Task directions: Compute the number of lines that include the string "outside", then output that number and nothing else.

Dataset entries:
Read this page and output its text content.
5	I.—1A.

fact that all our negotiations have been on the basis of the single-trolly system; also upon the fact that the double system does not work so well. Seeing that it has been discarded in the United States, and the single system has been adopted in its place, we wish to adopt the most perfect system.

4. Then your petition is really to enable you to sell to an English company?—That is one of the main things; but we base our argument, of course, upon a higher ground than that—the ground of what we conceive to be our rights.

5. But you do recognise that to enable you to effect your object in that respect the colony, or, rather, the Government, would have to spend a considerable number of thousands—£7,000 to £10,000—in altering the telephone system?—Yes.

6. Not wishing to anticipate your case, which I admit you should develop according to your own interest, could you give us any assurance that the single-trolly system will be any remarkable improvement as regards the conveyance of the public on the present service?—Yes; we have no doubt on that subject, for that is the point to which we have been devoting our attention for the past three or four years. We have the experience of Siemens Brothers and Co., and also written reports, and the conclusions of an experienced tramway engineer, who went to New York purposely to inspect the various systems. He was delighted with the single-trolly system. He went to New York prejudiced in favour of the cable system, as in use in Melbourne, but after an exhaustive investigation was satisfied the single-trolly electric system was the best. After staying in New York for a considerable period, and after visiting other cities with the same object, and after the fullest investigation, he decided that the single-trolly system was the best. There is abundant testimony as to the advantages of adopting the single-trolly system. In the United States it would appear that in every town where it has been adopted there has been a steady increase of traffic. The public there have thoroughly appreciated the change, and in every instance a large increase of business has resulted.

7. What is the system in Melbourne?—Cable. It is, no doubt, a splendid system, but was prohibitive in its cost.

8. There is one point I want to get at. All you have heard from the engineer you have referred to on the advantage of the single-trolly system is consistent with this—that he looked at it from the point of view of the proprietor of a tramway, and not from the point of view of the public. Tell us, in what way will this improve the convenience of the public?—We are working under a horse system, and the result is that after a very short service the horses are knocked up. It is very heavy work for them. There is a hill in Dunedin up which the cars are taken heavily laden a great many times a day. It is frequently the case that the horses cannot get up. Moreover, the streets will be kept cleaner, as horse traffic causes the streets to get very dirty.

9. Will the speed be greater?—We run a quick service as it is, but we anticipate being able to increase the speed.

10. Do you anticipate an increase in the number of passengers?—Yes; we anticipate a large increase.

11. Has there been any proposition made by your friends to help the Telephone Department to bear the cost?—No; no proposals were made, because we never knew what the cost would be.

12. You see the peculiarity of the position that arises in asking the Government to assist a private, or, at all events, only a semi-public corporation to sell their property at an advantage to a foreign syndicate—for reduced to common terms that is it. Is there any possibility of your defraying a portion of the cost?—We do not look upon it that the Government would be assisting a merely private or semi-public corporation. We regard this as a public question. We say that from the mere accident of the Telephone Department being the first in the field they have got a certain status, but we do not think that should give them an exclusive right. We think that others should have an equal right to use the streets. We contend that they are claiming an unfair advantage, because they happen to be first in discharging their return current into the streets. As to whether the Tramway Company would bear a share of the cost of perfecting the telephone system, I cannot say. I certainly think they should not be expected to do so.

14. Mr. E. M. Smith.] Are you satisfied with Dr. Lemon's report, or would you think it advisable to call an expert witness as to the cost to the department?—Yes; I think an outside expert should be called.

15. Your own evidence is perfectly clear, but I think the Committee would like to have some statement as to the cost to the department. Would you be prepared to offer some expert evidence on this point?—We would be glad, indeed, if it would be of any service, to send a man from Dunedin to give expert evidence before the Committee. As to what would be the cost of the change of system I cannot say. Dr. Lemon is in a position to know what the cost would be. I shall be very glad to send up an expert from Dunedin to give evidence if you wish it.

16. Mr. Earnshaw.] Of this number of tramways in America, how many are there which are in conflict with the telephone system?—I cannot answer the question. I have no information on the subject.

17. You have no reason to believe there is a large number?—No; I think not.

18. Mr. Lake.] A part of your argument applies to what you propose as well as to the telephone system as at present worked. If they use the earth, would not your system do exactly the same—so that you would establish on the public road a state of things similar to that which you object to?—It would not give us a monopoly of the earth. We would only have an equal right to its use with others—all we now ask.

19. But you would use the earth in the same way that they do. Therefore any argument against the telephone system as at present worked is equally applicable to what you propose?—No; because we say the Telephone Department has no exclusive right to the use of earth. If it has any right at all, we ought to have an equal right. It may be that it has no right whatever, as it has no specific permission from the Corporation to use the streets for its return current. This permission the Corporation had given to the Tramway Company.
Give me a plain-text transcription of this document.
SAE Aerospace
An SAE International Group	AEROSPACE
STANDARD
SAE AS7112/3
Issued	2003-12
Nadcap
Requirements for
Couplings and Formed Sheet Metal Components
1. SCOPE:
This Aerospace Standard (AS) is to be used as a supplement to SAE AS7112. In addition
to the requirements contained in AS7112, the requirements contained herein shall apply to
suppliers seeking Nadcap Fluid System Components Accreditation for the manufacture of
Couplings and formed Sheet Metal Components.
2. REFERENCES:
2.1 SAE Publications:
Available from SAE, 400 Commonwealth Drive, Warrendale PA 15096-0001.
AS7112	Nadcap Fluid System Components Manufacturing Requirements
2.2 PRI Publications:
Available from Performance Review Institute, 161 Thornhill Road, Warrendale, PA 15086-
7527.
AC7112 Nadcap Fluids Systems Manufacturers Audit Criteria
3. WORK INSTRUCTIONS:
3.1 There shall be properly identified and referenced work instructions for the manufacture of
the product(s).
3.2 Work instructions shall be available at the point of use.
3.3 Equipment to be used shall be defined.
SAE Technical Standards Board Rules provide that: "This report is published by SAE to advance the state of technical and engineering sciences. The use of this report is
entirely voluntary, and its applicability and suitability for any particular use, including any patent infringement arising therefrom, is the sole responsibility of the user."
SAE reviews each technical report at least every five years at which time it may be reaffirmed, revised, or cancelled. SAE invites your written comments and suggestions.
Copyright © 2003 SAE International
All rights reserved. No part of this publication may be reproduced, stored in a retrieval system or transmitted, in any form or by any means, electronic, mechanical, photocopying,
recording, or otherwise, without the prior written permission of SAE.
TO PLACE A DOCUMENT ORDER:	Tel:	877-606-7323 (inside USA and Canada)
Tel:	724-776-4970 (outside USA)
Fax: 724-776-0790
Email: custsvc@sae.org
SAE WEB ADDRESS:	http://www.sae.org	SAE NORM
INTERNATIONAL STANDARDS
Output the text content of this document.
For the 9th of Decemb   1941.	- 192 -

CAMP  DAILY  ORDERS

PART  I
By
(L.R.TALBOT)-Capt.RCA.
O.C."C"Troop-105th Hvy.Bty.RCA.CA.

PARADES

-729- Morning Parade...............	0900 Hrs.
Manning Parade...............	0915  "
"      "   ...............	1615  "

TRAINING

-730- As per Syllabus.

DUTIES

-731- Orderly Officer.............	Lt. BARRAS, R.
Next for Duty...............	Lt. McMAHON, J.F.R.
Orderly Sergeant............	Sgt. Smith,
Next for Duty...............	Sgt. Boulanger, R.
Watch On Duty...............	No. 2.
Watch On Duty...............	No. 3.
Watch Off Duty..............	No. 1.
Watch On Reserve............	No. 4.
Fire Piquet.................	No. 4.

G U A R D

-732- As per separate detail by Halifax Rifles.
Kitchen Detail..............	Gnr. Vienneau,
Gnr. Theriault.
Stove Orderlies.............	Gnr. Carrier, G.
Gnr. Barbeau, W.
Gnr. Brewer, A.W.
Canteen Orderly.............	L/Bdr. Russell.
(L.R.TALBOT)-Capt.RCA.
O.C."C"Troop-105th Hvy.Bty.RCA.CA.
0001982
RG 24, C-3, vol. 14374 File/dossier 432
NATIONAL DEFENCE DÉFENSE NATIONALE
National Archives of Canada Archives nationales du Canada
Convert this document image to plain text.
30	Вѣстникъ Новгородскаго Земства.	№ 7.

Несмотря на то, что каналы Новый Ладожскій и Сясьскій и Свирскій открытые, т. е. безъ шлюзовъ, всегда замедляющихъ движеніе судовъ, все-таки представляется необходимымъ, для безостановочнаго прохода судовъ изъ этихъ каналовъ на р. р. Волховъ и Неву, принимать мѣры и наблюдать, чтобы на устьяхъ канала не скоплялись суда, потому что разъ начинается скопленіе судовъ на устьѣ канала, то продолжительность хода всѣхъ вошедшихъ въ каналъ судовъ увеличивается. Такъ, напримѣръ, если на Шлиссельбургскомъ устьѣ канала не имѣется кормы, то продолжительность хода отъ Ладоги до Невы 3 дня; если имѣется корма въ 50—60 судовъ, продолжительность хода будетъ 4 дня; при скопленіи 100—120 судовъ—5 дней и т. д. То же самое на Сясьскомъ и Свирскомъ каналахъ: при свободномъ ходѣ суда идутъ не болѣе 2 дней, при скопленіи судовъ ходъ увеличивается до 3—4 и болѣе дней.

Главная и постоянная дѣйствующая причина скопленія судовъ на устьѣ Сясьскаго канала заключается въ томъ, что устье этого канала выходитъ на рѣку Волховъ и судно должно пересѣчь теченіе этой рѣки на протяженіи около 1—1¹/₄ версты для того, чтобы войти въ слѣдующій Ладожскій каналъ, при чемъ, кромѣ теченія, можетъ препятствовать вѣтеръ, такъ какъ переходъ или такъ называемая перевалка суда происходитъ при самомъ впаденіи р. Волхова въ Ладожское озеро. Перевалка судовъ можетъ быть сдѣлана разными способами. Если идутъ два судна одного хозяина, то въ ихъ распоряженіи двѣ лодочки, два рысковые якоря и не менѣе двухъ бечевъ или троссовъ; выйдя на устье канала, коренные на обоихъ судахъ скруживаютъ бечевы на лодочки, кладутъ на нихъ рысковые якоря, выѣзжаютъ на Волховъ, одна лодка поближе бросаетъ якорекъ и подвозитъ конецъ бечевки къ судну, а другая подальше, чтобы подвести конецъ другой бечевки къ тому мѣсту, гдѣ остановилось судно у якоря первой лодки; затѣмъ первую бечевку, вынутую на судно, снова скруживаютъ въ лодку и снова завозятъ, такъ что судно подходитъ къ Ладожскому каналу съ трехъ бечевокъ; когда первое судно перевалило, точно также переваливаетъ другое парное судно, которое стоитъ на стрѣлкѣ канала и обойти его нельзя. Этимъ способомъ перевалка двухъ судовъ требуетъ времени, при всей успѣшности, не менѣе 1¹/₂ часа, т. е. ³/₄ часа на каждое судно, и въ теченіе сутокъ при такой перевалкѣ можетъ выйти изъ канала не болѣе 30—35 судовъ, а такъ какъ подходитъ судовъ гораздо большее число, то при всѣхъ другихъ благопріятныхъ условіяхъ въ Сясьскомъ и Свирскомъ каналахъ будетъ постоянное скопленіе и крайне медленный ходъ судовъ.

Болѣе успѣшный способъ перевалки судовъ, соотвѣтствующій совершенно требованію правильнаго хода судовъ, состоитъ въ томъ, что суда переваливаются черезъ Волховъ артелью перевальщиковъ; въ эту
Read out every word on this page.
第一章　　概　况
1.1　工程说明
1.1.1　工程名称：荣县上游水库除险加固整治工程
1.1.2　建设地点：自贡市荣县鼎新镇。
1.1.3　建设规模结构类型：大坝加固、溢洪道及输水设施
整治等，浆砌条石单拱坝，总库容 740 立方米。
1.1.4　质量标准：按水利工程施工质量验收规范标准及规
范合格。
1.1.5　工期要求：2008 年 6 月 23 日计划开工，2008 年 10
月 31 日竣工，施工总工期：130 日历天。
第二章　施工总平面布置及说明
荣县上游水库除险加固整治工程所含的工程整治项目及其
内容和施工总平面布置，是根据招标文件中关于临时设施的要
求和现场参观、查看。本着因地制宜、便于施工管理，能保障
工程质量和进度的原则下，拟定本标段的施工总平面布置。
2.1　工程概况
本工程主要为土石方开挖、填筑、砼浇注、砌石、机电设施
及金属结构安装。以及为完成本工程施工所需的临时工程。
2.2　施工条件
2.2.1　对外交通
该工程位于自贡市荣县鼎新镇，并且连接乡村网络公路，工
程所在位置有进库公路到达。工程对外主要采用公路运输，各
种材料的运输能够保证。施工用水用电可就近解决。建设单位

Answer to this task: 2